Given task => Write out each line of the entries below exactly as it appears, leaving out any pictures.

Page element annotations =>
++++++++

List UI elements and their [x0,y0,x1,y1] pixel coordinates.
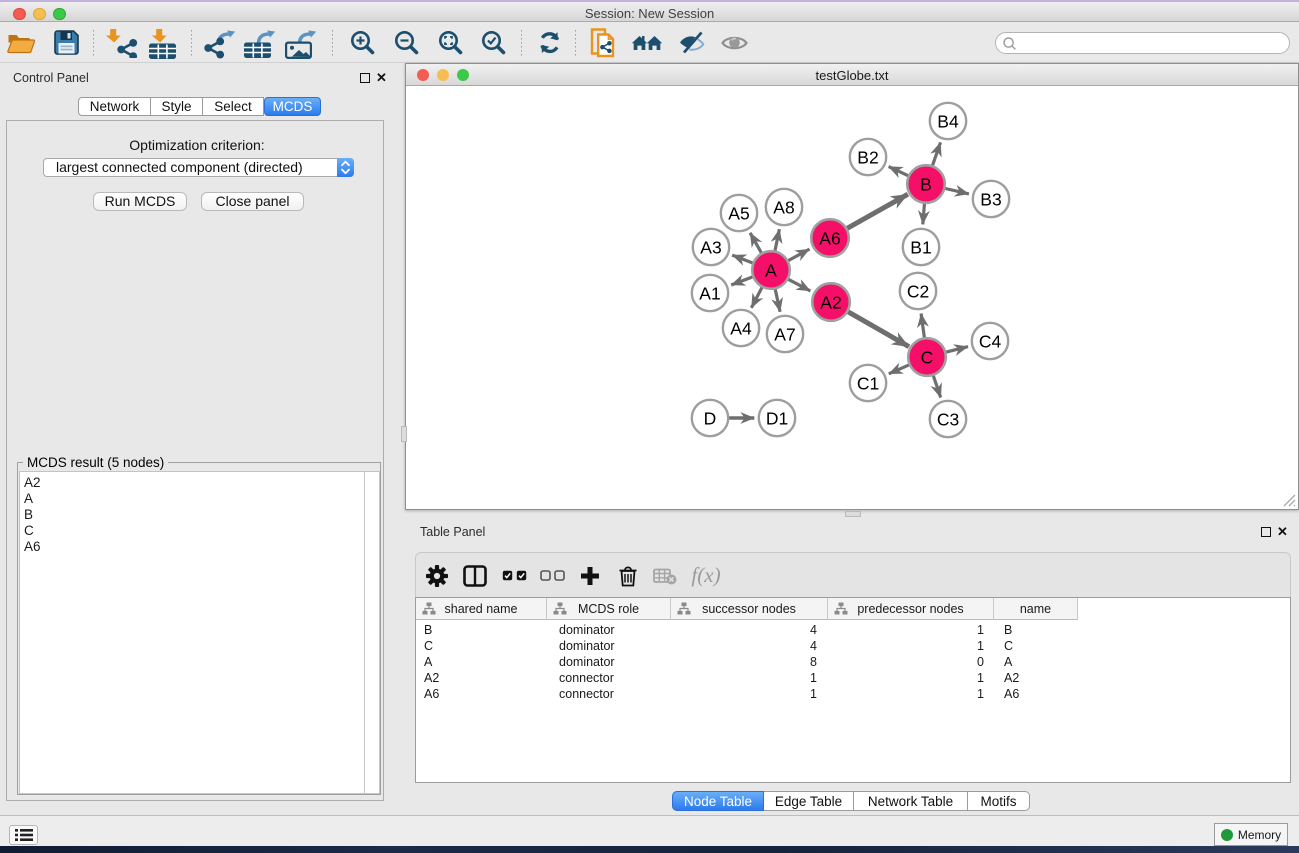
svg-text:C4: C4 [979,331,1002,351]
svg-text:C: C [921,347,934,367]
svg-text:A7: A7 [774,324,795,344]
svg-text:A4: A4 [730,318,752,338]
svg-text:C3: C3 [937,409,959,429]
svg-text:C1: C1 [857,373,879,393]
svg-text:A8: A8 [773,197,794,217]
svg-text:A6: A6 [819,228,840,248]
svg-text:A1: A1 [699,283,720,303]
svg-text:A: A [765,260,777,280]
svg-text:D1: D1 [766,408,788,428]
svg-text:B3: B3 [980,189,1001,209]
svg-text:B4: B4 [937,111,959,131]
svg-text:B: B [920,174,932,194]
svg-text:C2: C2 [907,281,929,301]
svg-text:A2: A2 [820,292,841,312]
svg-text:A3: A3 [700,237,721,257]
svg-text:B2: B2 [857,147,878,167]
svg-text:A5: A5 [728,203,749,223]
svg-text:D: D [704,408,717,428]
svg-text:B1: B1 [910,237,931,257]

++++++++

Expected output =>
List UI elements and their [x0,y0,x1,y1] pixel coordinates.
svg-text:C4: C4 [979,331,1002,351]
svg-text:C: C [921,347,934,367]
svg-text:A7: A7 [774,324,795,344]
svg-text:A4: A4 [730,318,752,338]
svg-text:C3: C3 [937,409,959,429]
svg-text:C1: C1 [857,373,879,393]
svg-text:A8: A8 [773,197,794,217]
svg-text:A6: A6 [819,228,840,248]
svg-text:A1: A1 [699,283,720,303]
svg-text:A: A [765,260,777,280]
svg-text:D1: D1 [766,408,788,428]
svg-text:B3: B3 [980,189,1001,209]
svg-text:B4: B4 [937,111,959,131]
svg-text:B: B [920,174,932,194]
svg-text:C2: C2 [907,281,929,301]
svg-text:A2: A2 [820,292,841,312]
svg-text:A3: A3 [700,237,721,257]
svg-text:B2: B2 [857,147,878,167]
svg-text:A5: A5 [728,203,749,223]
svg-text:D: D [704,408,717,428]
svg-text:B1: B1 [910,237,931,257]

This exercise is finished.